Repeat the listing in full, preserving every character.
* Begin *
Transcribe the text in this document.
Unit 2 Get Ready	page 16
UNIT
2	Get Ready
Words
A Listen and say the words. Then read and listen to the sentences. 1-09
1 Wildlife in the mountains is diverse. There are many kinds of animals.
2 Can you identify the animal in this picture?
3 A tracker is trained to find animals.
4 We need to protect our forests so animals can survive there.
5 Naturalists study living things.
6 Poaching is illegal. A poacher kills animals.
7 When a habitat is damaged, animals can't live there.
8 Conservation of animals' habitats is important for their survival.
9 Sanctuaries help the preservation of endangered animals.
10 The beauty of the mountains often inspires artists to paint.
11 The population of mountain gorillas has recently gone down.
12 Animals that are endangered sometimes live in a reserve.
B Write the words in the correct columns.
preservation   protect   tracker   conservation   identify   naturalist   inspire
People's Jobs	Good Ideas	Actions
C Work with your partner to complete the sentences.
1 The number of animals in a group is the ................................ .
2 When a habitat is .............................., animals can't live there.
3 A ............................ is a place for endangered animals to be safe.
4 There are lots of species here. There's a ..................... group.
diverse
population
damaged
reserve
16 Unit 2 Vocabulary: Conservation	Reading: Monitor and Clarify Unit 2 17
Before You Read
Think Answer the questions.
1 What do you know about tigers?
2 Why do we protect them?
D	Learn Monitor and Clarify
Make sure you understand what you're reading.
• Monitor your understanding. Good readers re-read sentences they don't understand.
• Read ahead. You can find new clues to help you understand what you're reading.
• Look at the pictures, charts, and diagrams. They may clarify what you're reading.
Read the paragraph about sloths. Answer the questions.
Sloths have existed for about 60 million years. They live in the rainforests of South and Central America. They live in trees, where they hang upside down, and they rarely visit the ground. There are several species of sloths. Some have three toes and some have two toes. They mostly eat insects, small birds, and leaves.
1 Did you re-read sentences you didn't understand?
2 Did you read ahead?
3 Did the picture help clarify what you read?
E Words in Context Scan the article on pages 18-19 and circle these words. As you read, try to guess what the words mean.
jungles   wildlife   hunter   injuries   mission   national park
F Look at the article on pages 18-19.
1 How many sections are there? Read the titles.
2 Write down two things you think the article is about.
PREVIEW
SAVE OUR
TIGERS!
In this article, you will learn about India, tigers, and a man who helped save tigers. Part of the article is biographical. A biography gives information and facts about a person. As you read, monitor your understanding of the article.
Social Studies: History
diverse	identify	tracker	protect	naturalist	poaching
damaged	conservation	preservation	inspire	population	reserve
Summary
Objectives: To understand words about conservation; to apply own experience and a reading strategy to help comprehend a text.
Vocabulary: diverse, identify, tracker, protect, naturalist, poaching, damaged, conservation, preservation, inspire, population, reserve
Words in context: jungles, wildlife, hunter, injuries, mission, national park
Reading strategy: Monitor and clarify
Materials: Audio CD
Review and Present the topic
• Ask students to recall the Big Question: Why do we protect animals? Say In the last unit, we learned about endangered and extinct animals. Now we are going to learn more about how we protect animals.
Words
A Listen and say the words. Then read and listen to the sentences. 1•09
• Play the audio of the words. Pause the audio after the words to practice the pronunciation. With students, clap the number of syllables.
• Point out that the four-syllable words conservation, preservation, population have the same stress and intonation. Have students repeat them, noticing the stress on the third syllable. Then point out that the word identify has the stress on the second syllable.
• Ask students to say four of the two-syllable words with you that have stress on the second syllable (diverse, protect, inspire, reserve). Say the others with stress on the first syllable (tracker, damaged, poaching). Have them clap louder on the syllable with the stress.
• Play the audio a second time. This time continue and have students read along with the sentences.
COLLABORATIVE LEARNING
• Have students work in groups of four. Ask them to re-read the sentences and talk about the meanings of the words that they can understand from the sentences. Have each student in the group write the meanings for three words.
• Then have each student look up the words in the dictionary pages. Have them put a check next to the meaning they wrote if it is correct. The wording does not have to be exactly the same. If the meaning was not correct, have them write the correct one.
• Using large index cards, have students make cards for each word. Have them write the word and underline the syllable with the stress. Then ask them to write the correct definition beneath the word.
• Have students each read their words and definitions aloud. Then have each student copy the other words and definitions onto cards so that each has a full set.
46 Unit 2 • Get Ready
* End *
- **RESPONSE TO THE EXERCISE**:
Transcribe the text in this document.
Unit 2 Get Ready	page 16
UNIT
2	Get Ready
Words
A Listen and say the words. Then read and listen to the sentences. 1-09
1 Wildlife in the mountains is diverse. There are many kinds of animals.
2 Can you identify the animal in this picture?
3 A tracker is trained to find animals.
4 We need to protect our forests so animals can survive there.
5 Naturalists study living things.
6 Poaching is illegal. A poacher kills animals.
7 When a habitat is damaged, animals can't live there.
8 Conservation of animals' habitats is important for their survival.
9 Sanctuaries help the preservation of endangered animals.
10 The beauty of the mountains often inspires artists to paint.
11 The population of mountain gorillas has recently gone down.
12 Animals that are endangered sometimes live in a reserve.
B Write the words in the correct columns.
preservation   protect   tracker   conservation   identify   naturalist   inspire
People's Jobs	Good Ideas	Actions
C Work with your partner to complete the sentences.
1 The number of animals in a group is the ................................ .
2 When a habitat is .............................., animals can't live there.
3 A ............................ is a place for endangered animals to be safe.
4 There are lots of species here. There's a ..................... group.
diverse
population
damaged
reserve
16 Unit 2 Vocabulary: Conservation	Reading: Monitor and Clarify Unit 2 17
Before You Read
Think Answer the questions.
1 What do you know about tigers?
2 Why do we protect them?
D	Learn Monitor and Clarify
Make sure you understand what you're reading.
• Monitor your understanding. Good readers re-read sentences they don't understand.
• Read ahead. You can find new clues to help you understand what you're reading.
• Look at the pictures, charts, and diagrams. They may clarify what you're reading.
Read the paragraph about sloths. Answer the questions.
Sloths have existed for about 60 million years. They live in the rainforests of South and Central America. They live in trees, where they hang upside down, and they rarely visit the ground. There are several species of sloths. Some have three toes and some have two toes. They mostly eat insects, small birds, and leaves.
1 Did you re-read sentences you didn't understand?
2 Did you read ahead?
3 Did the picture help clarify what you read?
E Words in Context Scan the article on pages 18-19 and circle these words. As you read, try to guess what the words mean.
jungles   wildlife   hunter   injuries   mission   national park
F Look at the article on pages 18-19.
1 How many sections are there? Read the titles.
2 Write down two things you think the article is about.
PREVIEW
SAVE OUR
TIGERS!
In this article, you will learn about India, tigers, and a man who helped save tigers. Part of the article is biographical. A biography gives information and facts about a person. As you read, monitor your understanding of the article.
Social Studies: History
diverse	identify	tracker	protect	naturalist	poaching
damaged	conservation	preservation	inspire	population	reserve
Summary
Objectives: To understand words about conservation; to apply own experience and a reading strategy to help comprehend a text.
Vocabulary: diverse, identify, tracker, protect, naturalist, poaching, damaged, conservation, preservation, inspire, population, reserve
Words in context: jungles, wildlife, hunter, injuries, mission, national park
Reading strategy: Monitor and clarify
Materials: Audio CD
Review and Present the topic
• Ask students to recall the Big Question: Why do we protect animals? Say In the last unit, we learned about endangered and extinct animals. Now we are going to learn more about how we protect animals.
Words
A Listen and say the words. Then read and listen to the sentences. 1•09
• Play the audio of the words. Pause the audio after the words to practice the pronunciation. With students, clap the number of syllables.
• Point out that the four-syllable words conservation, preservation, population have the same stress and intonation. Have students repeat them, noticing the stress on the third syllable. Then point out that the word identify has the stress on the second syllable.
• Ask students to say four of the two-syllable words with you that have stress on the second syllable (diverse, protect, inspire, reserve). Say the others with stress on the first syllable (tracker, damaged, poaching). Have them clap louder on the syllable with the stress.
• Play the audio a second time. This time continue and have students read along with the sentences.
COLLABORATIVE LEARNING
• Have students work in groups of four. Ask them to re-read the sentences and talk about the meanings of the words that they can understand from the sentences. Have each student in the group write the meanings for three words.
• Then have each student look up the words in the dictionary pages. Have them put a check next to the meaning they wrote if it is correct. The wording does not have to be exactly the same. If the meaning was not correct, have them write the correct one.
• Using large index cards, have students make cards for each word. Have them write the word and underline the syllable with the stress. Then ask them to write the correct definition beneath the word.
• Have students each read their words and definitions aloud. Then have each student copy the other words and definitions onto cards so that each has a full set.
46 Unit 2 • Get Ready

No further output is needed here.